◆ EXERCISE REQUIREMENTS
Write out each line exactly as it stands, please.

◆ GIVEN INFORMATION
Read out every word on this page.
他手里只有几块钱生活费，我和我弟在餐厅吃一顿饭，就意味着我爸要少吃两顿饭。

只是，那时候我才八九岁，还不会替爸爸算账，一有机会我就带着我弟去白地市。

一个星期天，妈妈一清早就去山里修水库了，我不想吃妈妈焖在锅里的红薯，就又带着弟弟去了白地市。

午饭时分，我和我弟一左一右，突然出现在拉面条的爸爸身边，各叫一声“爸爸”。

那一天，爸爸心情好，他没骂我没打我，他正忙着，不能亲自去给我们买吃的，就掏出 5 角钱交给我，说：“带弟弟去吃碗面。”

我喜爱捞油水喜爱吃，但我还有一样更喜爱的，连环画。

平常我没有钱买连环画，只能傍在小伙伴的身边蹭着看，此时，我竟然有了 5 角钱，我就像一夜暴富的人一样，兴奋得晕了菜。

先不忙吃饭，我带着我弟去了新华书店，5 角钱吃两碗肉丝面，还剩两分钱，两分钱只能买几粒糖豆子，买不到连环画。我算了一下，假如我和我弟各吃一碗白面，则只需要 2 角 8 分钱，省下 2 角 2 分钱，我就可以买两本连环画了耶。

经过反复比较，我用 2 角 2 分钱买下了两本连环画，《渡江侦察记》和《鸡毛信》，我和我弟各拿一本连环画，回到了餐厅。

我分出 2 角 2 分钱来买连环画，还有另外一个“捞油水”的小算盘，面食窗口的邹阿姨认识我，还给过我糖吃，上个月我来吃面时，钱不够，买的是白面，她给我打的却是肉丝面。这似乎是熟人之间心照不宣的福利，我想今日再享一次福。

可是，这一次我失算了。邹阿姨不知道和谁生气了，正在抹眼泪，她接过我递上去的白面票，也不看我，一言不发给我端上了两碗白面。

◆ ANSWER IN FULL
Read out every word on this page.
他手里只有几块钱生活费，我和我弟在餐厅吃一顿饭，就意味着我爸要少吃两顿饭。

只是，那时候我才八九岁，还不会替爸爸算账，一有机会我就带着我弟去白地市。

一个星期天，妈妈一清早就去山里修水库了，我不想吃妈妈焖在锅里的红薯，就又带着弟弟去了白地市。

午饭时分，我和我弟一左一右，突然出现在拉面条的爸爸身边，各叫一声“爸爸”。

那一天，爸爸心情好，他没骂我没打我，他正忙着，不能亲自去给我们买吃的，就掏出 5 角钱交给我，说：“带弟弟去吃碗面。”

我喜爱捞油水喜爱吃，但我还有一样更喜爱的，连环画。

平常我没有钱买连环画，只能傍在小伙伴的身边蹭着看，此时，我竟然有了 5 角钱，我就像一夜暴富的人一样，兴奋得晕了菜。

先不忙吃饭，我带着我弟去了新华书店，5 角钱吃两碗肉丝面，还剩两分钱，两分钱只能买几粒糖豆子，买不到连环画。我算了一下，假如我和我弟各吃一碗白面，则只需要 2 角 8 分钱，省下 2 角 2 分钱，我就可以买两本连环画了耶。

经过反复比较，我用 2 角 2 分钱买下了两本连环画，《渡江侦察记》和《鸡毛信》，我和我弟各拿一本连环画，回到了餐厅。

我分出 2 角 2 分钱来买连环画，还有另外一个“捞油水”的小算盘，面食窗口的邹阿姨认识我，还给过我糖吃，上个月我来吃面时，钱不够，买的是白面，她给我打的却是肉丝面。这似乎是熟人之间心照不宣的福利，我想今日再享一次福。

可是，这一次我失算了。邹阿姨不知道和谁生气了，正在抹眼泪，她接过我递上去的白面票，也不看我，一言不发给我端上了两碗白面。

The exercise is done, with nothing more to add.